Task requirements => Transcribe every line of the listing below without any deviation.

Extracted data entries:
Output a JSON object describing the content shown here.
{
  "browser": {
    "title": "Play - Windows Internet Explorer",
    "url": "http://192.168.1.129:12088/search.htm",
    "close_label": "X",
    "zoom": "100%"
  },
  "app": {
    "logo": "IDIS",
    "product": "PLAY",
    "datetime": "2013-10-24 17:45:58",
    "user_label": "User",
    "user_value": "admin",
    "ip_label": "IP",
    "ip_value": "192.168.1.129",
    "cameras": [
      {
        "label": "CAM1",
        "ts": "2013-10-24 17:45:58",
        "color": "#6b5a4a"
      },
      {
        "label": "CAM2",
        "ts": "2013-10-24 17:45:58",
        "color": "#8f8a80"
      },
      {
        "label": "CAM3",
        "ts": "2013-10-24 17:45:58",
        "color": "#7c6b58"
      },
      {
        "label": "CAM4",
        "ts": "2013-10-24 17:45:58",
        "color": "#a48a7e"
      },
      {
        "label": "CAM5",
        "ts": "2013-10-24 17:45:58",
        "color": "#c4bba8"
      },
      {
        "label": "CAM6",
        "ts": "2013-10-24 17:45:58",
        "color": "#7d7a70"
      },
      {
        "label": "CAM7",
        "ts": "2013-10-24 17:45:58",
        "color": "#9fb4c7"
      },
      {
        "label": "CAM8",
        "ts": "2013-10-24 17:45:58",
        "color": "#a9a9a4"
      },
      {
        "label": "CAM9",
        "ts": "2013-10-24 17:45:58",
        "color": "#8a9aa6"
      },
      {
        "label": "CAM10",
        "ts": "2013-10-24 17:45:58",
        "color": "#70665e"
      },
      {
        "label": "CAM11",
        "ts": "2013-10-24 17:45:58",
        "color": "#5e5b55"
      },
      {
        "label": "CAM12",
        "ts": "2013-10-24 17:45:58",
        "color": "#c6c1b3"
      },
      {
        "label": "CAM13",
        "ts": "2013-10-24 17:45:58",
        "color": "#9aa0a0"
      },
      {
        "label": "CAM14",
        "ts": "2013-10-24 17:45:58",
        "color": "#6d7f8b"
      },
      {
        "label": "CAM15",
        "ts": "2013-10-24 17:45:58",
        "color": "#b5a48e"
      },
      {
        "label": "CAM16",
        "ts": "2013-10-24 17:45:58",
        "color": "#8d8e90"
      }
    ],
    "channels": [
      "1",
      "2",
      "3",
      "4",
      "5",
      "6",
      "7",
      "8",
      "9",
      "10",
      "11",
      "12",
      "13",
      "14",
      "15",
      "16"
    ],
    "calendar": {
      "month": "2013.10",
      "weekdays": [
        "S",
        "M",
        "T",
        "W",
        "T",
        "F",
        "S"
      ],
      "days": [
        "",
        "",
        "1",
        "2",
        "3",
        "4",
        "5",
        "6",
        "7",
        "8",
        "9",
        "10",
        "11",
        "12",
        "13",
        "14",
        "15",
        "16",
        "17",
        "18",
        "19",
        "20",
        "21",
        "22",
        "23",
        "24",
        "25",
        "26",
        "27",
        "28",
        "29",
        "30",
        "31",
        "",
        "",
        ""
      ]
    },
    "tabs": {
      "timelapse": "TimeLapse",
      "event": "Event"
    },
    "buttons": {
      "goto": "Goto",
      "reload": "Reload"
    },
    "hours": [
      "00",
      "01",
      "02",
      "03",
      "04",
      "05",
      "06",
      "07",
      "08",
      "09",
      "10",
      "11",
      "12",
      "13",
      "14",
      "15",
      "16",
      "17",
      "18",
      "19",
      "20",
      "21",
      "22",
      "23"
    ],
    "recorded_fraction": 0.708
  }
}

Answer to the problem =>
Output a JSON object describing the content shown here.
{
  "browser": {
    "title": "Play - Windows Internet Explorer",
    "url": "http://192.168.1.129:12088/search.htm",
    "close_label": "X",
    "zoom": "100%"
  },
  "app": {
    "logo": "IDIS",
    "product": "PLAY",
    "datetime": "2013-10-24 17:45:58",
    "user_label": "User",
    "user_value": "admin",
    "ip_label": "IP",
    "ip_value": "192.168.1.129",
    "cameras": [
      {
        "label": "CAM1",
        "ts": "2013-10-24 17:45:58",
        "color": "#6b5a4a"
      },
      {
        "label": "CAM2",
        "ts": "2013-10-24 17:45:58",
        "color": "#8f8a80"
      },
      {
        "label": "CAM3",
        "ts": "2013-10-24 17:45:58",
        "color": "#7c6b58"
      },
      {
        "label": "CAM4",
        "ts": "2013-10-24 17:45:58",
        "color": "#a48a7e"
      },
      {
        "label": "CAM5",
        "ts": "2013-10-24 17:45:58",
        "color": "#c4bba8"
      },
      {
        "label": "CAM6",
        "ts": "2013-10-24 17:45:58",
        "color": "#7d7a70"
      },
      {
        "label": "CAM7",
        "ts": "2013-10-24 17:45:58",
        "color": "#9fb4c7"
      },
      {
        "label": "CAM8",
        "ts": "2013-10-24 17:45:58",
        "color": "#a9a9a4"
      },
      {
        "label": "CAM9",
        "ts": "2013-10-24 17:45:58",
        "color": "#8a9aa6"
      },
      {
        "label": "CAM10",
        "ts": "2013-10-24 17:45:58",
        "color": "#70665e"
      },
      {
        "label": "CAM11",
        "ts": "2013-10-24 17:45:58",
        "color": "#5e5b55"
      },
      {
        "label": "CAM12",
        "ts": "2013-10-24 17:45:58",
        "color": "#c6c1b3"
      },
      {
        "label": "CAM13",
        "ts": "2013-10-24 17:45:58",
        "color": "#9aa0a0"
      },
      {
        "label": "CAM14",
        "ts": "2013-10-24 17:45:58",
        "color": "#6d7f8b"
      },
      {
        "label": "CAM15",
        "ts": "2013-10-24 17:45:58",
        "color": "#b5a48e"
      },
      {
        "label": "CAM16",
        "ts": "2013-10-24 17:45:58",
        "color": "#8d8e90"
      }
    ],
    "channels": [
      "1",
      "2",
      "3",
      "4",
      "5",
      "6",
      "7",
      "8",
      "9",
      "10",
      "11",
      "12",
      "13",
      "14",
      "15",
      "16"
    ],
    "calendar": {
      "month": "2013.10",
      "weekdays": [
        "S",
        "M",
        "T",
        "W",
        "T",
        "F",
        "S"
      ],
      "days": [
        "",
        "",
        "1",
        "2",
        "3",
        "4",
        "5",
        "6",
        "7",
        "8",
        "9",
        "10",
        "11",
        "12",
        "13",
        "14",
        "15",
        "16",
        "17",
        "18",
        "19",
        "20",
        "21",
        "22",
        "23",
        "24",
        "25",
        "26",
        "27",
        "28",
        "29",
        "30",
        "31",
        "",
        "",
        ""
      ]
    },
    "tabs": {
      "timelapse": "TimeLapse",
      "event": "Event"
    },
    "buttons": {
      "goto": "Goto",
      "reload": "Reload"
    },
    "hours": [
      "00",
      "01",
      "02",
      "03",
      "04",
      "05",
      "06",
      "07",
      "08",
      "09",
      "10",
      "11",
      "12",
      "13",
      "14",
      "15",
      "16",
      "17",
      "18",
      "19",
      "20",
      "21",
      "22",
      "23"
    ],
    "recorded_fraction": 0.708
  }
}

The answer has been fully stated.